Sift the listing for lines that hold the string "level" and pull them out.

***** Records supplied

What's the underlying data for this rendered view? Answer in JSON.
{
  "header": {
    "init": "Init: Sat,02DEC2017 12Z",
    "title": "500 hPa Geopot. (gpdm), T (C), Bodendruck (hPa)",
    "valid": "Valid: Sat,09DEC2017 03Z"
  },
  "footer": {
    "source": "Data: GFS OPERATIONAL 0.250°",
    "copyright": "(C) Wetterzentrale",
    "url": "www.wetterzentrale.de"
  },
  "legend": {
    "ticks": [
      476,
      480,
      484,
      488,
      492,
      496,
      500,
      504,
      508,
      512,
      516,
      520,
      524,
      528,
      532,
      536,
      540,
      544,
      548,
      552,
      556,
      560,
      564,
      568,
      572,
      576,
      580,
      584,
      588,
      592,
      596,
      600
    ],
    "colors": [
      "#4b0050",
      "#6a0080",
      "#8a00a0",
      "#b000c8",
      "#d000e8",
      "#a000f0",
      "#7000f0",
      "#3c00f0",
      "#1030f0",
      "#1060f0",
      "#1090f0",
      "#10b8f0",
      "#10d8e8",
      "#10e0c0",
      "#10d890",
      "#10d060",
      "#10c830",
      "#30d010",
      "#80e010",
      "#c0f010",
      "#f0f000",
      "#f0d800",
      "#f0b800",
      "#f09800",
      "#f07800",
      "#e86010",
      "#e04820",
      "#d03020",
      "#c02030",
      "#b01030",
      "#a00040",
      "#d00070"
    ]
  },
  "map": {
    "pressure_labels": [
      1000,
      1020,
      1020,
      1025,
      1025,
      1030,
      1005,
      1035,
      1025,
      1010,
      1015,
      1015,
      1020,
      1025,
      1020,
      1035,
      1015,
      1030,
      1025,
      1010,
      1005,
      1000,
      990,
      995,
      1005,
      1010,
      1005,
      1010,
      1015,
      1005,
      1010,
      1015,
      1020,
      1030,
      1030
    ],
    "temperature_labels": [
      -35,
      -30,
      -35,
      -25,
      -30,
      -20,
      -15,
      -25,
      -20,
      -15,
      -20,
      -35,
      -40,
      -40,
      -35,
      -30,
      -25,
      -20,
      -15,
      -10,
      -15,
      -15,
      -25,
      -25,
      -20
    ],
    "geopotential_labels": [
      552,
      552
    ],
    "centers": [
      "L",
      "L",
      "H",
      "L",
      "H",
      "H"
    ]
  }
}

**********
***** Records supplied

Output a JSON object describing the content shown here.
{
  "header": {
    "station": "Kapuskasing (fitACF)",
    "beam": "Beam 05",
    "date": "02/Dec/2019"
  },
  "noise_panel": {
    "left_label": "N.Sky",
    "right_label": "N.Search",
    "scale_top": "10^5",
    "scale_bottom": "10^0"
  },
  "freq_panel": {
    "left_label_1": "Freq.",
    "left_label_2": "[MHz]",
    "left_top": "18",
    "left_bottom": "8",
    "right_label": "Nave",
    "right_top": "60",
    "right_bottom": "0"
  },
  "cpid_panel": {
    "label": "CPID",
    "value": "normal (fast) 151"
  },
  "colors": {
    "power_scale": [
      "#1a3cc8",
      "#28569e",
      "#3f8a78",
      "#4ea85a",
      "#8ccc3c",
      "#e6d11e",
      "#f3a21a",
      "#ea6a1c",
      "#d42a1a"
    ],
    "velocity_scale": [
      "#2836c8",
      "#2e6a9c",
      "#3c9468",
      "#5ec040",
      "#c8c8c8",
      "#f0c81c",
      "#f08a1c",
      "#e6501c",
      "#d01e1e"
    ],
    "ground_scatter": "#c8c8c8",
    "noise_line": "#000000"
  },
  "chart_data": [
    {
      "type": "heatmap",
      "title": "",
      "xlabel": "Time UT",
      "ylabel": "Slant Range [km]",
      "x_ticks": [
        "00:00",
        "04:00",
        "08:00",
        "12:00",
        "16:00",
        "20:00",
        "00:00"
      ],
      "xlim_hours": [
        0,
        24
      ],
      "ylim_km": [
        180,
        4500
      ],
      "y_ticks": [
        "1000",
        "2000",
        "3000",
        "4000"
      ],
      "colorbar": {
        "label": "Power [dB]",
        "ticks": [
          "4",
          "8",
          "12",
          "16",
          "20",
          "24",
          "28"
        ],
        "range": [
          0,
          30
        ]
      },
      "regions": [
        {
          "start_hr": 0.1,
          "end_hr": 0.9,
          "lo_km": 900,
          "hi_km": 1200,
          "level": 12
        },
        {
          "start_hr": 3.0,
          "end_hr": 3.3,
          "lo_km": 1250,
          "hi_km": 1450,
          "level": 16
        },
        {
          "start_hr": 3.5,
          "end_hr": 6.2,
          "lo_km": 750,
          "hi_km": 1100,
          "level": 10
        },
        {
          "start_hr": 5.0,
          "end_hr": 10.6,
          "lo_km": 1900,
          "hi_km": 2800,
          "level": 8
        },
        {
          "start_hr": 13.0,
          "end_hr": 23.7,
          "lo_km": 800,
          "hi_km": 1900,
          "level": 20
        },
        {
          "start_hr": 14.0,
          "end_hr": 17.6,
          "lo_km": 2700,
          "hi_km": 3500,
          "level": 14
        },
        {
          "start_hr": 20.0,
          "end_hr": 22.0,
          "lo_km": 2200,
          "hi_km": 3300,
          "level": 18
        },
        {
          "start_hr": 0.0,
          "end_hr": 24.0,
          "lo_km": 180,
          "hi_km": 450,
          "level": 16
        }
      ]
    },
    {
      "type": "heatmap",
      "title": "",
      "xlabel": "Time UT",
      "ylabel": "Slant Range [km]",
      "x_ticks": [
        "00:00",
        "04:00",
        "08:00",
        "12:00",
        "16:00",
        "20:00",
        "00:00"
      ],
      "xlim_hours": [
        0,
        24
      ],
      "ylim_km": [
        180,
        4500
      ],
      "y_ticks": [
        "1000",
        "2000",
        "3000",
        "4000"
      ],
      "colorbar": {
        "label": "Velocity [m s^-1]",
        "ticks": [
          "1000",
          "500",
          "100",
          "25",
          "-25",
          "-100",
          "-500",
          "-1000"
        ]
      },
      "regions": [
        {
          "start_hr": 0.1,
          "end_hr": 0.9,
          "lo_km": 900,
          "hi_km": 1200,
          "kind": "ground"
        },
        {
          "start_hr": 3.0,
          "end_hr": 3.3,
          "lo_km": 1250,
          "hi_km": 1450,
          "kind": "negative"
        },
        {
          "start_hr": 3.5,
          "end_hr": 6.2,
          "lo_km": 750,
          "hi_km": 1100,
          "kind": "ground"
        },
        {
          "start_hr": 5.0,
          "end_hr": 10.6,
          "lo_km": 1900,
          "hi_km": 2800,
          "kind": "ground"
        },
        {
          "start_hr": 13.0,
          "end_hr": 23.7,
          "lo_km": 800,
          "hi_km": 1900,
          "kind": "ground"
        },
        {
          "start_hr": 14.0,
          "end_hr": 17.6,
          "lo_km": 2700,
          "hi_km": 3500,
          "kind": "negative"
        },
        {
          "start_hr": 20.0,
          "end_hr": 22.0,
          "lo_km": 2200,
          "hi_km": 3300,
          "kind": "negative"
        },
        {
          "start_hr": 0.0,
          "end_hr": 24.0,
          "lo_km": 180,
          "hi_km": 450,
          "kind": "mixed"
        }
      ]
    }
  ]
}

**********

• Answer below:
          "level": 12
          "level": 16
          "level": 10
          "level": 8
          "level": 20
          "level": 14
          "level": 18
          "level": 16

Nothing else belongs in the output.